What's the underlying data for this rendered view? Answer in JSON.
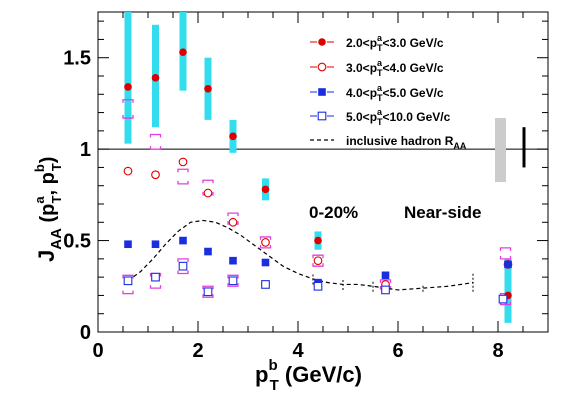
{
  "chart_data": {
    "type": "scatter",
    "xlabel_main": "p",
    "xlabel_sup": "b",
    "xlabel_sub": "T",
    "xlabel_unit": " (GeV/c)",
    "ylabel_main": "J",
    "ylabel_sub": "AA",
    "ylabel_args": [
      "(p",
      "a",
      "T",
      ", p",
      "b",
      "T",
      ")"
    ],
    "xlim": [
      0,
      9
    ],
    "ylim": [
      0,
      1.75
    ],
    "x_ticks": [
      0,
      2,
      4,
      6,
      8
    ],
    "y_ticks": [
      {
        "value": 0,
        "label": "0"
      },
      {
        "value": 0.5,
        "label": "0.5"
      },
      {
        "value": 1,
        "label": "1"
      },
      {
        "value": 1.5,
        "label": "1.5"
      }
    ],
    "reference_line": 1,
    "annotations": {
      "centrality": "0-20%",
      "region": "Near-side"
    },
    "legend_placement": "top-right",
    "series": [
      {
        "name_parts": [
          "2.0<p",
          "a",
          "T",
          "<3.0 GeV/c"
        ],
        "marker": "filled-circle",
        "color": "#dd0000",
        "x": [
          0.6,
          1.15,
          1.7,
          2.2,
          2.7,
          3.35,
          4.4,
          8.2
        ],
        "y": [
          1.34,
          1.39,
          1.53,
          1.33,
          1.07,
          0.78,
          0.5,
          0.2
        ],
        "syst_band": [
          [
            1.03,
            1.75
          ],
          [
            1.12,
            1.68
          ],
          [
            1.32,
            1.75
          ],
          [
            1.16,
            1.5
          ],
          [
            0.98,
            1.16
          ],
          [
            0.72,
            0.84
          ],
          [
            0.45,
            0.55
          ],
          [
            0.05,
            0.4
          ]
        ]
      },
      {
        "name_parts": [
          "3.0<p",
          "a",
          "T",
          "<4.0 GeV/c"
        ],
        "marker": "open-circle",
        "color": "#dd0000",
        "x": [
          0.6,
          1.15,
          1.7,
          2.2,
          2.7,
          3.35,
          4.4,
          5.75,
          8.2
        ],
        "y": [
          0.88,
          0.86,
          0.93,
          0.76,
          0.6,
          0.49,
          0.39,
          0.26,
          0.37
        ]
      },
      {
        "name_parts": [
          "4.0<p",
          "a",
          "T",
          "<5.0 GeV/c"
        ],
        "marker": "filled-square",
        "color": "#1a2ee0",
        "x": [
          0.6,
          1.15,
          1.7,
          2.2,
          2.7,
          3.35,
          4.4,
          5.75,
          8.2
        ],
        "y": [
          0.48,
          0.48,
          0.5,
          0.44,
          0.39,
          0.38,
          0.27,
          0.31,
          0.37
        ]
      },
      {
        "name_parts": [
          "5.0<p",
          "a",
          "T",
          "<10.0 GeV/c"
        ],
        "marker": "open-square",
        "color": "#1a2ee0",
        "x": [
          0.6,
          1.15,
          1.7,
          2.2,
          2.7,
          3.35,
          4.4,
          5.75,
          8.1
        ],
        "y": [
          0.28,
          0.3,
          0.36,
          0.22,
          0.28,
          0.26,
          0.25,
          0.23,
          0.18
        ]
      }
    ],
    "syst_boxes": {
      "color": "#e040e0",
      "x": [
        0.6,
        0.6,
        1.15,
        1.15,
        1.7,
        1.7,
        2.2,
        2.2,
        2.7,
        2.7,
        3.35,
        4.4,
        5.75,
        8.15,
        8.15
      ],
      "y": [
        1.22,
        0.26,
        1.04,
        0.28,
        0.85,
        0.36,
        0.79,
        0.22,
        0.62,
        0.28,
        0.49,
        0.39,
        0.26,
        0.43,
        0.18
      ],
      "h": [
        0.1,
        0.1,
        0.08,
        0.08,
        0.08,
        0.08,
        0.08,
        0.06,
        0.06,
        0.06,
        0.06,
        0.06,
        0.05,
        0.06,
        0.06
      ]
    },
    "reference_curve": {
      "name_parts": [
        "inclusive hadron R",
        "AA"
      ],
      "style": "dashed",
      "color": "#000000",
      "x": [
        0.6,
        0.85,
        1.1,
        1.35,
        1.6,
        1.85,
        2.1,
        2.35,
        2.6,
        2.85,
        3.1,
        3.4,
        3.7,
        4.0,
        4.3,
        4.6,
        4.9,
        5.2,
        5.5,
        5.75,
        6.0,
        6.5,
        7.0,
        7.5
      ],
      "y": [
        0.28,
        0.33,
        0.4,
        0.48,
        0.55,
        0.6,
        0.61,
        0.6,
        0.57,
        0.53,
        0.48,
        0.42,
        0.36,
        0.32,
        0.29,
        0.27,
        0.26,
        0.26,
        0.25,
        0.24,
        0.23,
        0.24,
        0.25,
        0.27
      ],
      "error_x": [
        4.3,
        4.9,
        5.5,
        6.5,
        7.5
      ],
      "error_half": [
        0.03,
        0.03,
        0.03,
        0.02,
        0.05
      ]
    },
    "normalization_boxes": [
      {
        "x": 8.05,
        "y_low": 0.82,
        "y_high": 1.17,
        "color": "#cccccc"
      },
      {
        "x": 8.52,
        "y_low": 0.9,
        "y_high": 1.12,
        "color": "#000000"
      }
    ]
  }
}
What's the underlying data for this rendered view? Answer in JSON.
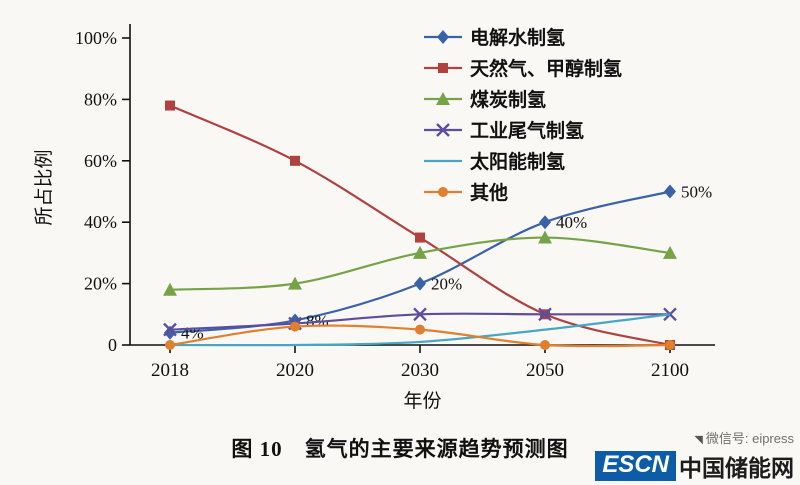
{
  "chart_data": {
    "type": "line",
    "categories": [
      "2018",
      "2020",
      "2030",
      "2050",
      "2100"
    ],
    "xlabel": "年份",
    "ylabel": "所占比例",
    "ylim": [
      0,
      100
    ],
    "y_ticks": [
      "0",
      "20%",
      "40%",
      "60%",
      "80%",
      "100%"
    ],
    "grid": false,
    "legend_position": "top-right-inside",
    "series": [
      {
        "name": "电解水制氢",
        "color": "#3a62a8",
        "marker": "diamond",
        "values": [
          4,
          8,
          20,
          40,
          50
        ],
        "point_labels": [
          "4%",
          "8%",
          "20%",
          "40%",
          "50%"
        ]
      },
      {
        "name": "天然气、甲醇制氢",
        "color": "#b0413e",
        "marker": "square",
        "values": [
          78,
          60,
          35,
          10,
          0
        ]
      },
      {
        "name": "煤炭制氢",
        "color": "#76a347",
        "marker": "triangle",
        "values": [
          18,
          20,
          30,
          35,
          30
        ]
      },
      {
        "name": "工业尾气制氢",
        "color": "#5c4e9e",
        "marker": "x",
        "values": [
          5,
          7,
          10,
          10,
          10
        ]
      },
      {
        "name": "太阳能制氢",
        "color": "#45a6c6",
        "marker": "none",
        "values": [
          0,
          0,
          1,
          5,
          10
        ]
      },
      {
        "name": "其他",
        "color": "#e07f2d",
        "marker": "circle",
        "values": [
          0,
          6,
          5,
          0,
          0
        ]
      }
    ]
  },
  "caption": {
    "text": "图 10　氢气的主要来源趋势预测图"
  },
  "watermark": {
    "wechat_label": "微信号: eipress",
    "logo_text": "ESCN",
    "logo_suffix": "中国储能网",
    "logo_color": "#0d5ca8"
  }
}
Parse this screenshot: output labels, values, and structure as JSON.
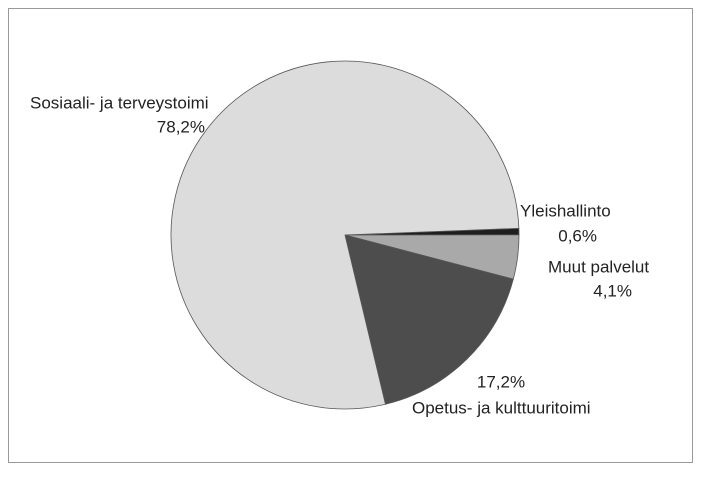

= WRITTEN REQUEST =
Gather each line from the entries above that includes the word "marker".

= COMPLETE OUTPUT =
        "marker": "filled-circle",
        "marker": "open-circle",
        "marker": "filled-square",
        "marker": "open-square",
        "marker": "diamond",
        "marker": "square",
        "marker": "triangle",
        "marker": "x",
        "marker": "none",
        "marker": "circle",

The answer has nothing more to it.